* AIM OF THE EXERCISE
Each entry that follows must be output without any deviation.

============

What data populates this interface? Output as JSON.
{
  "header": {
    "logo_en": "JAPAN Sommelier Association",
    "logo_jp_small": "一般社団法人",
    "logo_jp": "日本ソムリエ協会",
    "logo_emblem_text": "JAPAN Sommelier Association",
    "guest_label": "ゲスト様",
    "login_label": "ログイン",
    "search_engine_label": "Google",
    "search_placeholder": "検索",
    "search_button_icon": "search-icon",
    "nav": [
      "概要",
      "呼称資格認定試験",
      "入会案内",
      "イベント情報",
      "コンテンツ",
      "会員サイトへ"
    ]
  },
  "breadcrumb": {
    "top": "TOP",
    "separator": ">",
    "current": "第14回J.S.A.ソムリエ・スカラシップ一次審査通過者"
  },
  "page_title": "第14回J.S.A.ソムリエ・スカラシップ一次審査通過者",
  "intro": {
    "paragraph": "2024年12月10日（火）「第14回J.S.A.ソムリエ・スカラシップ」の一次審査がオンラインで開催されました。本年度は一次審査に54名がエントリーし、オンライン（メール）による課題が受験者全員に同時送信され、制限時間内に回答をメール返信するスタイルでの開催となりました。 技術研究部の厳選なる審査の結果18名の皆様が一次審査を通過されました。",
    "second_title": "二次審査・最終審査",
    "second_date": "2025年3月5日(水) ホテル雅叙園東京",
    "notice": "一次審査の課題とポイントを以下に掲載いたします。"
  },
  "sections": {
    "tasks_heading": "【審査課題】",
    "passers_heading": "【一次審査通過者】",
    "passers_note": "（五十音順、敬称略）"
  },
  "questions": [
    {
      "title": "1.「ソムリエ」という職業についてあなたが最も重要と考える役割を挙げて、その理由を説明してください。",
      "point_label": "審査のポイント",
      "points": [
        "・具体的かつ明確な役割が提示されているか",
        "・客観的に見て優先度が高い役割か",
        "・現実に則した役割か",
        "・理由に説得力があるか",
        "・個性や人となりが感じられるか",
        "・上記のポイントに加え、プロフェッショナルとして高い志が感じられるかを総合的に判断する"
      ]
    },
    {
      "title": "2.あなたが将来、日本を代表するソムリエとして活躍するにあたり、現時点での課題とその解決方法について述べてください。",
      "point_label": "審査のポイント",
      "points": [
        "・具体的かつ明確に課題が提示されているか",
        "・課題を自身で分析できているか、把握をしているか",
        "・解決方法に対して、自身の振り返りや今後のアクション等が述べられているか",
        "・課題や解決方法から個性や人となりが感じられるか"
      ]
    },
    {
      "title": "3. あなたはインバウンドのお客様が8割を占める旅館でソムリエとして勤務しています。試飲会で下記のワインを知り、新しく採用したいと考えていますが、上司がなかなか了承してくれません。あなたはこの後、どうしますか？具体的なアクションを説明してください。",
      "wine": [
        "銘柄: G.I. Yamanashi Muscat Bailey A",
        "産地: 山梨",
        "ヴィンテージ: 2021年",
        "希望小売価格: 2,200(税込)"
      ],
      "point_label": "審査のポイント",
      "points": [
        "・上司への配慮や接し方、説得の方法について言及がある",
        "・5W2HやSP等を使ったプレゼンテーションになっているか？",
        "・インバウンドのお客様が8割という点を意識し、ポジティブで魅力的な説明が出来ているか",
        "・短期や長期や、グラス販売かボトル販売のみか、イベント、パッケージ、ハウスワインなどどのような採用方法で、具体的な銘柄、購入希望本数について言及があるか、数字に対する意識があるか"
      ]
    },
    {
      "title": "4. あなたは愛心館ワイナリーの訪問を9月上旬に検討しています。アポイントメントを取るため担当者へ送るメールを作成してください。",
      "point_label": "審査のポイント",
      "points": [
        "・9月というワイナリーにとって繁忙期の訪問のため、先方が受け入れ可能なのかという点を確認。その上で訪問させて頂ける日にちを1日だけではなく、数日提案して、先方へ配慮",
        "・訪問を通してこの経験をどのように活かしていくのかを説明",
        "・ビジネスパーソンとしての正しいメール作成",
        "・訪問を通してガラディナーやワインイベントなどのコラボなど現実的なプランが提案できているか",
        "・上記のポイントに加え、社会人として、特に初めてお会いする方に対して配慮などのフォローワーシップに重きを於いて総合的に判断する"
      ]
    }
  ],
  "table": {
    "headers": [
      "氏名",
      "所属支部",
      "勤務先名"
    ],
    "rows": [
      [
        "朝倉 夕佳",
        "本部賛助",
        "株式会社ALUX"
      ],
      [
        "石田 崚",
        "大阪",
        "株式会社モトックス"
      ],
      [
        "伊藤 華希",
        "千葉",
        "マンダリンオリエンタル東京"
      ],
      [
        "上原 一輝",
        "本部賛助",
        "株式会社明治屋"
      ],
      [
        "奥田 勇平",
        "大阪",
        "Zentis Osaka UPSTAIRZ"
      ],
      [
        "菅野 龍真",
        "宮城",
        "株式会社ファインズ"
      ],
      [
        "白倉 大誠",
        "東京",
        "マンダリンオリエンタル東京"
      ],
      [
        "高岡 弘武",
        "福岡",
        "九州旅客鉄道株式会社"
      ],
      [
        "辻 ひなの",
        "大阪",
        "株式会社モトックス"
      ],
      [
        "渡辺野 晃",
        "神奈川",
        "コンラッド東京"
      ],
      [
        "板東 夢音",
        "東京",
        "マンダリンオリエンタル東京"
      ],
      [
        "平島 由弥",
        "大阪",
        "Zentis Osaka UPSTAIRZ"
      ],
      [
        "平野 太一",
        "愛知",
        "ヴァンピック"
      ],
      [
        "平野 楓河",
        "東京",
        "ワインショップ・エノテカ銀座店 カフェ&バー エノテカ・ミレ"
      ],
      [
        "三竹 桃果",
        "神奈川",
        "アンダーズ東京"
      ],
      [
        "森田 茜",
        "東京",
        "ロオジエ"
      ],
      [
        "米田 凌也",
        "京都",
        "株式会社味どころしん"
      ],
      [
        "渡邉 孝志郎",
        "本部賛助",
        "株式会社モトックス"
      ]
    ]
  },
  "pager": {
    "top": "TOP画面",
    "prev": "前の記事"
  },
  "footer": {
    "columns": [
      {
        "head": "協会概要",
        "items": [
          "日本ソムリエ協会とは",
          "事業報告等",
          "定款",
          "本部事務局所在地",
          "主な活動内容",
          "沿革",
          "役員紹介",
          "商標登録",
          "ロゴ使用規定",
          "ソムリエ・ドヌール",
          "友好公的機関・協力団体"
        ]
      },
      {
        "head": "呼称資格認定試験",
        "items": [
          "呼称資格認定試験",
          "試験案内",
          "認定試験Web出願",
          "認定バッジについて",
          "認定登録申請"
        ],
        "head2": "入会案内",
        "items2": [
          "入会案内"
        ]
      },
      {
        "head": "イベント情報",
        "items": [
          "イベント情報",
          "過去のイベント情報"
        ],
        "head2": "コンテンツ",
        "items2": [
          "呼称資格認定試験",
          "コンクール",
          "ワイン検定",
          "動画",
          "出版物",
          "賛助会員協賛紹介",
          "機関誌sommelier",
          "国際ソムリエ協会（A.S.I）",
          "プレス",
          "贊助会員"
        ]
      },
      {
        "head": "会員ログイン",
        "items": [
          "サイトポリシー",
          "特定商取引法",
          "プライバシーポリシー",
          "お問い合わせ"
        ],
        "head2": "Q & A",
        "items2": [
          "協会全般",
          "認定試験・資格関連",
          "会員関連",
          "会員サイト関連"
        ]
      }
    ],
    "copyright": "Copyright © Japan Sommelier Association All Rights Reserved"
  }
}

============

* ANSWER TO THE EXERCISE
What data populates this interface? Output as JSON.
{
  "header": {
    "logo_en": "JAPAN Sommelier Association",
    "logo_jp_small": "一般社団法人",
    "logo_jp": "日本ソムリエ協会",
    "logo_emblem_text": "JAPAN Sommelier Association",
    "guest_label": "ゲスト様",
    "login_label": "ログイン",
    "search_engine_label": "Google",
    "search_placeholder": "検索",
    "search_button_icon": "search-icon",
    "nav": [
      "概要",
      "呼称資格認定試験",
      "入会案内",
      "イベント情報",
      "コンテンツ",
      "会員サイトへ"
    ]
  },
  "breadcrumb": {
    "top": "TOP",
    "separator": ">",
    "current": "第14回J.S.A.ソムリエ・スカラシップ一次審査通過者"
  },
  "page_title": "第14回J.S.A.ソムリエ・スカラシップ一次審査通過者",
  "intro": {
    "paragraph": "2024年12月10日（火）「第14回J.S.A.ソムリエ・スカラシップ」の一次審査がオンラインで開催されました。本年度は一次審査に54名がエントリーし、オンライン（メール）による課題が受験者全員に同時送信され、制限時間内に回答をメール返信するスタイルでの開催となりました。 技術研究部の厳選なる審査の結果18名の皆様が一次審査を通過されました。",
    "second_title": "二次審査・最終審査",
    "second_date": "2025年3月5日(水) ホテル雅叙園東京",
    "notice": "一次審査の課題とポイントを以下に掲載いたします。"
  },
  "sections": {
    "tasks_heading": "【審査課題】",
    "passers_heading": "【一次審査通過者】",
    "passers_note": "（五十音順、敬称略）"
  },
  "questions": [
    {
      "title": "1.「ソムリエ」という職業についてあなたが最も重要と考える役割を挙げて、その理由を説明してください。",
      "point_label": "審査のポイント",
      "points": [
        "・具体的かつ明確な役割が提示されているか",
        "・客観的に見て優先度が高い役割か",
        "・現実に則した役割か",
        "・理由に説得力があるか",
        "・個性や人となりが感じられるか",
        "・上記のポイントに加え、プロフェッショナルとして高い志が感じられるかを総合的に判断する"
      ]
    },
    {
      "title": "2.あなたが将来、日本を代表するソムリエとして活躍するにあたり、現時点での課題とその解決方法について述べてください。",
      "point_label": "審査のポイント",
      "points": [
        "・具体的かつ明確に課題が提示されているか",
        "・課題を自身で分析できているか、把握をしているか",
        "・解決方法に対して、自身の振り返りや今後のアクション等が述べられているか",
        "・課題や解決方法から個性や人となりが感じられるか"
      ]
    },
    {
      "title": "3. あなたはインバウンドのお客様が8割を占める旅館でソムリエとして勤務しています。試飲会で下記のワインを知り、新しく採用したいと考えていますが、上司がなかなか了承してくれません。あなたはこの後、どうしますか？具体的なアクションを説明してください。",
      "wine": [
        "銘柄: G.I. Yamanashi Muscat Bailey A",
        "産地: 山梨",
        "ヴィンテージ: 2021年",
        "希望小売価格: 2,200(税込)"
      ],
      "point_label": "審査のポイント",
      "points": [
        "・上司への配慮や接し方、説得の方法について言及がある",
        "・5W2HやSP等を使ったプレゼンテーションになっているか？",
        "・インバウンドのお客様が8割という点を意識し、ポジティブで魅力的な説明が出来ているか",
        "・短期や長期や、グラス販売かボトル販売のみか、イベント、パッケージ、ハウスワインなどどのような採用方法で、具体的な銘柄、購入希望本数について言及があるか、数字に対する意識があるか"
      ]
    },
    {
      "title": "4. あなたは愛心館ワイナリーの訪問を9月上旬に検討しています。アポイントメントを取るため担当者へ送るメールを作成してください。",
      "point_label": "審査のポイント",
      "points": [
        "・9月というワイナリーにとって繁忙期の訪問のため、先方が受け入れ可能なのかという点を確認。その上で訪問させて頂ける日にちを1日だけではなく、数日提案して、先方へ配慮",
        "・訪問を通してこの経験をどのように活かしていくのかを説明",
        "・ビジネスパーソンとしての正しいメール作成",
        "・訪問を通してガラディナーやワインイベントなどのコラボなど現実的なプランが提案できているか",
        "・上記のポイントに加え、社会人として、特に初めてお会いする方に対して配慮などのフォローワーシップに重きを於いて総合的に判断する"
      ]
    }
  ],
  "table": {
    "headers": [
      "氏名",
      "所属支部",
      "勤務先名"
    ],
    "rows": [
      [
        "朝倉 夕佳",
        "本部賛助",
        "株式会社ALUX"
      ],
      [
        "石田 崚",
        "大阪",
        "株式会社モトックス"
      ],
      [
        "伊藤 華希",
        "千葉",
        "マンダリンオリエンタル東京"
      ],
      [
        "上原 一輝",
        "本部賛助",
        "株式会社明治屋"
      ],
      [
        "奥田 勇平",
        "大阪",
        "Zentis Osaka UPSTAIRZ"
      ],
      [
        "菅野 龍真",
        "宮城",
        "株式会社ファインズ"
      ],
      [
        "白倉 大誠",
        "東京",
        "マンダリンオリエンタル東京"
      ],
      [
        "高岡 弘武",
        "福岡",
        "九州旅客鉄道株式会社"
      ],
      [
        "辻 ひなの",
        "大阪",
        "株式会社モトックス"
      ],
      [
        "渡辺野 晃",
        "神奈川",
        "コンラッド東京"
      ],
      [
        "板東 夢音",
        "東京",
        "マンダリンオリエンタル東京"
      ],
      [
        "平島 由弥",
        "大阪",
        "Zentis Osaka UPSTAIRZ"
      ],
      [
        "平野 太一",
        "愛知",
        "ヴァンピック"
      ],
      [
        "平野 楓河",
        "東京",
        "ワインショップ・エノテカ銀座店 カフェ&バー エノテカ・ミレ"
      ],
      [
        "三竹 桃果",
        "神奈川",
        "アンダーズ東京"
      ],
      [
        "森田 茜",
        "東京",
        "ロオジエ"
      ],
      [
        "米田 凌也",
        "京都",
        "株式会社味どころしん"
      ],
      [
        "渡邉 孝志郎",
        "本部賛助",
        "株式会社モトックス"
      ]
    ]
  },
  "pager": {
    "top": "TOP画面",
    "prev": "前の記事"
  },
  "footer": {
    "columns": [
      {
        "head": "協会概要",
        "items": [
          "日本ソムリエ協会とは",
          "事業報告等",
          "定款",
          "本部事務局所在地",
          "主な活動内容",
          "沿革",
          "役員紹介",
          "商標登録",
          "ロゴ使用規定",
          "ソムリエ・ドヌール",
          "友好公的機関・協力団体"
        ]
      },
      {
        "head": "呼称資格認定試験",
        "items": [
          "呼称資格認定試験",
          "試験案内",
          "認定試験Web出願",
          "認定バッジについて",
          "認定登録申請"
        ],
        "head2": "入会案内",
        "items2": [
          "入会案内"
        ]
      },
      {
        "head": "イベント情報",
        "items": [
          "イベント情報",
          "過去のイベント情報"
        ],
        "head2": "コンテンツ",
        "items2": [
          "呼称資格認定試験",
          "コンクール",
          "ワイン検定",
          "動画",
          "出版物",
          "賛助会員協賛紹介",
          "機関誌sommelier",
          "国際ソムリエ協会（A.S.I）",
          "プレス",
          "贊助会員"
        ]
      },
      {
        "head": "会員ログイン",
        "items": [
          "サイトポリシー",
          "特定商取引法",
          "プライバシーポリシー",
          "お問い合わせ"
        ],
        "head2": "Q & A",
        "items2": [
          "協会全般",
          "認定試験・資格関連",
          "会員関連",
          "会員サイト関連"
        ]
      }
    ],
    "copyright": "Copyright © Japan Sommelier Association All Rights Reserved"
  }
}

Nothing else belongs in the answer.